■ **Supplied passage**
##########

At least a dozen apps, which would cost about $100 on the BlackBerry App World site, will be made available in the next few weeks, according to a statement released Monday by BlackBerry maker Research In Motion. “We truly appreciate and value our relationship with our customers,” RIM Co-CEO Mike Lazaridis said in the statement. “We’ve worked hard to earn their trust over the past 12 years, and we’re committed to providing the high standard of reliability they expect, today and in the future.”
An October 10 failure at a data center caused outages in Europe and elsewhere, RIm said. RIM throttled service to help address the outage, which spread over the next few days to Europe, the Middle East, India, Africa, Latin America and North America. Full service was restored on Thursday, according to the company. The free apps include, SIMS 3, Bejeweled, N.O.V.A, Texas Hold’em Poker 2, Bubble Bash 2, Photo Editor Ultimate – Ice Cold Apps, DriveSafely Pro, Drive Safely Enterprise, Nobex Radio™ Premium, Shazam Encore, Vlingo Plus: Virtual Assistant
More apps will be added later, according to the statement. The first ones will become available on Wednesday and they’ll stay free for the rest of the year. Business customers also will be offered a free month of technical support. The offer seemed to please at least some of BlackBerry’s roughly 70 million customers. “Only 1 simple word for this… AMAZING!!!” wrote one visitor to a post on the BlackBery fan site, Crackberry. “I wasn’t expecting this at all, but it is welcome.” “Trust restored RIM! “, wrote another. “This also tells you RIM is very, very serious with surviving. No giving up for them.” But response was more measured among less-enthusiastic customers.

##########

■ **Data provided**
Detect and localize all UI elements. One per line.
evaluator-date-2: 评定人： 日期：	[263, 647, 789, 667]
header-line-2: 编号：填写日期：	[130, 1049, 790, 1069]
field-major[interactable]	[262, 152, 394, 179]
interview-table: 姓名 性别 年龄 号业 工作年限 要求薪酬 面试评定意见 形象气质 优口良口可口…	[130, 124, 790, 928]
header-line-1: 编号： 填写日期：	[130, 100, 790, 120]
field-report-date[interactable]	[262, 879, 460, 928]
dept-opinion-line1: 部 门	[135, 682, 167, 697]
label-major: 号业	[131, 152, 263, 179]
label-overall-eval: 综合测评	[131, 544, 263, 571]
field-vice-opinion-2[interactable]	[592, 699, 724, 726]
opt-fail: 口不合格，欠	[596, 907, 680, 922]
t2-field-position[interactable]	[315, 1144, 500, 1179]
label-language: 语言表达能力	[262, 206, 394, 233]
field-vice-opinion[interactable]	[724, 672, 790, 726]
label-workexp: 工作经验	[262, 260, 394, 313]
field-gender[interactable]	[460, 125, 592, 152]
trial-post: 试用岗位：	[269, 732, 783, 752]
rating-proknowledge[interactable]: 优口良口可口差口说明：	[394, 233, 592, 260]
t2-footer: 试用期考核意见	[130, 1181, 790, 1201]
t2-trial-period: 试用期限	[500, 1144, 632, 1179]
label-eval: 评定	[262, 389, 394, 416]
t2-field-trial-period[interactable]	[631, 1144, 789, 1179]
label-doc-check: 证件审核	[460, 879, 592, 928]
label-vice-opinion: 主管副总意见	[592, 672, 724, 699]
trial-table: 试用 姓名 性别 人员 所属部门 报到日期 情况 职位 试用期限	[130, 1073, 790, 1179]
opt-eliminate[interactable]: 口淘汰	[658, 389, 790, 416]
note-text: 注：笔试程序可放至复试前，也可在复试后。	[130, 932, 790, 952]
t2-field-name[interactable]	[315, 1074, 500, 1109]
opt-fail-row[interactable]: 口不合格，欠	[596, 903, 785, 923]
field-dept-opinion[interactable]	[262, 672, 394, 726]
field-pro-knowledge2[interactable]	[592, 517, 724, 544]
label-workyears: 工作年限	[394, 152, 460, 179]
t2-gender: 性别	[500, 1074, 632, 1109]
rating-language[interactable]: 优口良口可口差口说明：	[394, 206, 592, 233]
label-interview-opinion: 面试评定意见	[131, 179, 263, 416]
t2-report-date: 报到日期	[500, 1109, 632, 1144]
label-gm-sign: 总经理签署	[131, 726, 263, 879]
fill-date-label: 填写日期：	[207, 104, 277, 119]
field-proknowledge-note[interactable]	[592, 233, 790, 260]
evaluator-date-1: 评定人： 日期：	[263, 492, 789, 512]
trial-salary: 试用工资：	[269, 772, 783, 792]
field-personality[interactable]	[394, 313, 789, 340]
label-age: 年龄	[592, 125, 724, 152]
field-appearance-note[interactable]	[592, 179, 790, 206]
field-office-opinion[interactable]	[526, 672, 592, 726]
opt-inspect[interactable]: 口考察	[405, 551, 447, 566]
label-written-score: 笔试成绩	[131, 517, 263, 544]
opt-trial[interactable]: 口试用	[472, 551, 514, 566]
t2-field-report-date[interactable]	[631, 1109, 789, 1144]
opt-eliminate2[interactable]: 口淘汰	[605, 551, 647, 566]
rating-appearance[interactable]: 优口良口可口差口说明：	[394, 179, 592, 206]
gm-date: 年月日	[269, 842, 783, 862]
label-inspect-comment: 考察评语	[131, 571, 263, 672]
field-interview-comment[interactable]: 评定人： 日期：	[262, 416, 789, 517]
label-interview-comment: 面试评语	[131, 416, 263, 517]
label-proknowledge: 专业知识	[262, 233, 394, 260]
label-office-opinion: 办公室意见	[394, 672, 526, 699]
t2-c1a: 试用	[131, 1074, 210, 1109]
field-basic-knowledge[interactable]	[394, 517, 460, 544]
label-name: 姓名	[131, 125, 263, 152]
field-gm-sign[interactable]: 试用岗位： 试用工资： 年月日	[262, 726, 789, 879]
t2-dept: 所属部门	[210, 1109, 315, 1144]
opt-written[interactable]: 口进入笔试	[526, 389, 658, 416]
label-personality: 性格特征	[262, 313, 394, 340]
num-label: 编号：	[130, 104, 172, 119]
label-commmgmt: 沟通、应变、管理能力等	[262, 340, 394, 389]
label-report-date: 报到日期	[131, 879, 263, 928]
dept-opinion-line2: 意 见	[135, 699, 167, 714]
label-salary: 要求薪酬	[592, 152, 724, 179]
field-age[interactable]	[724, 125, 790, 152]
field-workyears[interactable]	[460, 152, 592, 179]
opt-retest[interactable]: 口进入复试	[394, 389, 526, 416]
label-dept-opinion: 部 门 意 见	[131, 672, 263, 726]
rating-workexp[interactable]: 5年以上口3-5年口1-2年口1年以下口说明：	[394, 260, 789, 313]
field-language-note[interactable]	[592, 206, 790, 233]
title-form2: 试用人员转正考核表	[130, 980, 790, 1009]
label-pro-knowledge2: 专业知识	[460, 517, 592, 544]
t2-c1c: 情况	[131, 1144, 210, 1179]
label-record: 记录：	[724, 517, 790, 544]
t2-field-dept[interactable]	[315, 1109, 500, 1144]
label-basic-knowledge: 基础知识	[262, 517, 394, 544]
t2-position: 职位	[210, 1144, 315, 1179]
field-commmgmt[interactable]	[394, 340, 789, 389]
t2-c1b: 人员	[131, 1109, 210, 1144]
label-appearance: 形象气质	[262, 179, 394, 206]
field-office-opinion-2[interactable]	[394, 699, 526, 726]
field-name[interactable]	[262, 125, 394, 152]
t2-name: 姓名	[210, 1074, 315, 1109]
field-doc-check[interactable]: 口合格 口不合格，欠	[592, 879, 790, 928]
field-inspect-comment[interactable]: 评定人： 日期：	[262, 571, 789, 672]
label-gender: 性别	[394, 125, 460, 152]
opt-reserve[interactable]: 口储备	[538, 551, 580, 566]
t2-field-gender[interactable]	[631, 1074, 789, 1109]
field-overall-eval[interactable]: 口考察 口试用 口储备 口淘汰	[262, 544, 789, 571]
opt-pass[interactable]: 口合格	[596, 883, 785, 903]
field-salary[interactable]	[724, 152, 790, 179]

##########

■ **What is needed**
Continue the news report on RIM's free-app offer after the BlackBerry service outage, starting right after its final sentence about less-enthusiastic customers.

■ **Result of the task**
“What a useless ‘compensation’,” wrote one commenter on the website for London’s Guardian newspaper. “What [if] somebody uses their device for communications (e.g. e-mail) rather than using loads of apps? The value in apps is totally worthless.” Many had been hoping to at least be reimbursed for the amount of time their service was out. By comparison, after Sony’s PlayStation Network went down this spring, the company offered players free games, a weekend of free video rentals and a free month of PlayStation Plus, a premium subscription service offering exclusive titles, discounts and other perks. That PlayStation outage lasted the better part of a month for some customers.